• **Records shown**:
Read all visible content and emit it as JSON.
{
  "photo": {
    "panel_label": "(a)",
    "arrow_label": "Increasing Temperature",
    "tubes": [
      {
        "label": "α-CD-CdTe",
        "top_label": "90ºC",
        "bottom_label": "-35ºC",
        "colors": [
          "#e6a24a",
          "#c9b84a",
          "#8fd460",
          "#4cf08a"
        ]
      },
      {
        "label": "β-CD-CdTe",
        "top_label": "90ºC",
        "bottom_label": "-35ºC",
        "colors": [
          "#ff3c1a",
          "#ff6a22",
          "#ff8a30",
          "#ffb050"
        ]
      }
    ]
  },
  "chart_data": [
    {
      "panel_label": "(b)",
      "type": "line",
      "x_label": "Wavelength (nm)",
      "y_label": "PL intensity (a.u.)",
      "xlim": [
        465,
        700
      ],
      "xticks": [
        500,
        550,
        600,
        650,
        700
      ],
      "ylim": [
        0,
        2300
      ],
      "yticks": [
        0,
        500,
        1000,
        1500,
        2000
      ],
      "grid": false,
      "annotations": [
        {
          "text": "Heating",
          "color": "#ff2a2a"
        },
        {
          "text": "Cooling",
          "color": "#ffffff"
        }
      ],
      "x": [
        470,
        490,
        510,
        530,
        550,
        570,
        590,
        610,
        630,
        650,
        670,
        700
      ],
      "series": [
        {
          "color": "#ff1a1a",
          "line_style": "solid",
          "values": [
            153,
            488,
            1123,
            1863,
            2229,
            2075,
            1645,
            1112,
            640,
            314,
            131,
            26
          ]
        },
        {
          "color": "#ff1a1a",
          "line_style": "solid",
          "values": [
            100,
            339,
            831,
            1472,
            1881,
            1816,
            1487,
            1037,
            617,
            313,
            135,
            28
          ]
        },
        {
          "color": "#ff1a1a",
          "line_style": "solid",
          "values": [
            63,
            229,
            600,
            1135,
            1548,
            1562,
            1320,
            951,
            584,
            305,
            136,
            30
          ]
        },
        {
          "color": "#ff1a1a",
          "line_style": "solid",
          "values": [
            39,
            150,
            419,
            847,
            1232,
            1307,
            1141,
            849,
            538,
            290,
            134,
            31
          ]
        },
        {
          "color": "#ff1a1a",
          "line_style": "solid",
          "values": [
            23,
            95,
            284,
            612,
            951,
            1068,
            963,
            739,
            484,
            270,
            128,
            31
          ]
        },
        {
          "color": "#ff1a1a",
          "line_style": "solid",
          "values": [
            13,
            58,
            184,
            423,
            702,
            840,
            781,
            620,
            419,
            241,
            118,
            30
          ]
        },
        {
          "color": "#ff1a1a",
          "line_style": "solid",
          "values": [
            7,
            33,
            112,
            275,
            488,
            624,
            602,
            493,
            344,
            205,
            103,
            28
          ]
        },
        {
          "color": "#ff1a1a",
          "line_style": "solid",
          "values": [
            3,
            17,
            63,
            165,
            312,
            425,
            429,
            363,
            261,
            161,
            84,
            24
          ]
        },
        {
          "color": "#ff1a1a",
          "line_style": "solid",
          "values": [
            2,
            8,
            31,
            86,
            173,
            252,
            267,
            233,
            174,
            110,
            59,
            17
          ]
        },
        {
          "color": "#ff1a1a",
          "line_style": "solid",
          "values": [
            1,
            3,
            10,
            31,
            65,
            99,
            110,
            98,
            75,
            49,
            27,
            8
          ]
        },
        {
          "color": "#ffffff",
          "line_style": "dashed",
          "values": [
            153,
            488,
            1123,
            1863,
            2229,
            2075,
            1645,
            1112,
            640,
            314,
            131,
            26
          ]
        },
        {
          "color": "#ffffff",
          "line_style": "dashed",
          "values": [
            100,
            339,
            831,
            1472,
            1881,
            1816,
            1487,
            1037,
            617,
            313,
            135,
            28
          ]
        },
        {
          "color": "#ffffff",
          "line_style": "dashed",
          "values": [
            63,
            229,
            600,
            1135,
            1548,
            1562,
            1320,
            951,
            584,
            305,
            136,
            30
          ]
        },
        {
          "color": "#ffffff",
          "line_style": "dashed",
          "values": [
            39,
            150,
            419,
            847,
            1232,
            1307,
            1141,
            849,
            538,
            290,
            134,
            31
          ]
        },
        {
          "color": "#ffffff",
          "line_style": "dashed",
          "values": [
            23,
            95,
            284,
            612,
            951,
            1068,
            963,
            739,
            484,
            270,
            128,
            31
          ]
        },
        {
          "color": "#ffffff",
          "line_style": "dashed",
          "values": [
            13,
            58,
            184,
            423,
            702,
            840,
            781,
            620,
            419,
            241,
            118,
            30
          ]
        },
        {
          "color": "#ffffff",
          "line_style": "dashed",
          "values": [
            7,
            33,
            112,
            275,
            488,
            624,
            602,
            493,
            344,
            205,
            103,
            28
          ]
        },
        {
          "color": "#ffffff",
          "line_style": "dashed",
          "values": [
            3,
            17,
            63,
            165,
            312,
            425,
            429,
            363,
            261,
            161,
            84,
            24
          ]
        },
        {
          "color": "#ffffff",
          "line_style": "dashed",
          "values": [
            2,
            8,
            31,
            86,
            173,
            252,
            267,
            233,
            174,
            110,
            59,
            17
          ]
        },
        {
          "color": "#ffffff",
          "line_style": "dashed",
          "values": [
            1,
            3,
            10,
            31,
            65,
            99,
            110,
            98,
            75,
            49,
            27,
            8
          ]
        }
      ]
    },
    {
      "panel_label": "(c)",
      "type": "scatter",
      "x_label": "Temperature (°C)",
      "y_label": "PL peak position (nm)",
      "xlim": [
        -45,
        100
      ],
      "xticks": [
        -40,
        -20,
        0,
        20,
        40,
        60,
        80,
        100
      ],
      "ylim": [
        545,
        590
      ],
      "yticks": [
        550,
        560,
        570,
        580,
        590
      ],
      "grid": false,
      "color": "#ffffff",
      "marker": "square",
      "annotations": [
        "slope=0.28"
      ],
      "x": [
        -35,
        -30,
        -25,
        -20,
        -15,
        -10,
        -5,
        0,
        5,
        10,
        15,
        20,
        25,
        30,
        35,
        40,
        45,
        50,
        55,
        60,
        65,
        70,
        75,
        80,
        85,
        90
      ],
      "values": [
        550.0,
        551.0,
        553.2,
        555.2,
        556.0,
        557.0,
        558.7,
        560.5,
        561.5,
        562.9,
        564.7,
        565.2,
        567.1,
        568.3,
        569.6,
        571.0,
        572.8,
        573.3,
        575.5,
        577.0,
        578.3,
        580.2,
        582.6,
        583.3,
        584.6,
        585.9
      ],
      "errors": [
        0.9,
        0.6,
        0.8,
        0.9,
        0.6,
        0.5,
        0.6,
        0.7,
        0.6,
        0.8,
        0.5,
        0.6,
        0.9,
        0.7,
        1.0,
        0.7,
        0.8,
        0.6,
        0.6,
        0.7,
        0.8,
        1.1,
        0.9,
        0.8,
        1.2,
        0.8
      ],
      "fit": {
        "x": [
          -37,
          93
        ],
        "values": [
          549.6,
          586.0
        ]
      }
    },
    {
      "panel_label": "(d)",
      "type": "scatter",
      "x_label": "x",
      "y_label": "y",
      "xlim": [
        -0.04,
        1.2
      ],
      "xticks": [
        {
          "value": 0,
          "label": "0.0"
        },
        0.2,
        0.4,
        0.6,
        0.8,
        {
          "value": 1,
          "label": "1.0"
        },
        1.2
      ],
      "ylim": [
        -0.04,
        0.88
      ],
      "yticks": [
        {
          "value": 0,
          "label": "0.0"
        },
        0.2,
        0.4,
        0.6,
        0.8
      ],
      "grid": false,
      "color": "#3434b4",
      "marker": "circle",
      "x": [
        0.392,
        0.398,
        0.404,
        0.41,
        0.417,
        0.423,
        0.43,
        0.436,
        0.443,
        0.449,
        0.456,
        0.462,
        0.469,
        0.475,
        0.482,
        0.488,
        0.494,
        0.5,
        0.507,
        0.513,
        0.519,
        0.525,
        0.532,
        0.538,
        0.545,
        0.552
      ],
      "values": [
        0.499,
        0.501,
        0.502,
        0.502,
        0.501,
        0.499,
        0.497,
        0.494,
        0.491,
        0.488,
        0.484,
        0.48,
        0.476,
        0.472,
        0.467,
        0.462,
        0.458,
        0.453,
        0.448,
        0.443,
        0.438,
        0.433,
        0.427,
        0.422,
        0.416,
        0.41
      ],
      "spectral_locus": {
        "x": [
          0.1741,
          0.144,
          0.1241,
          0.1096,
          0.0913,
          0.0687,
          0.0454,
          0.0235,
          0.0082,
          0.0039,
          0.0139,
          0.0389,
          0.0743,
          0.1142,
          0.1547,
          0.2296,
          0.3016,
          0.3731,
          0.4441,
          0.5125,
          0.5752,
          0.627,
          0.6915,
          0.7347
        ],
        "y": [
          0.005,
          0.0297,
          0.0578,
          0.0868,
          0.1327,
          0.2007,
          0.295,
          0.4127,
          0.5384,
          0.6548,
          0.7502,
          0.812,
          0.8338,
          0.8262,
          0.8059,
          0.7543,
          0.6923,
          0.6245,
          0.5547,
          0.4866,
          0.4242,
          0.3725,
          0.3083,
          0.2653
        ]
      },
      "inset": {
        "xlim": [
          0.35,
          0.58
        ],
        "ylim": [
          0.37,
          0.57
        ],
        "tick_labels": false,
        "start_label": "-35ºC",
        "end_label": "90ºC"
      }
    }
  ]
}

• **Problem requirements**:
Look through the records and gather every line containing "Temperature".

• **Full answer**:
    "arrow_label": "Increasing Temperature",
      "x_label": "Temperature (°C)",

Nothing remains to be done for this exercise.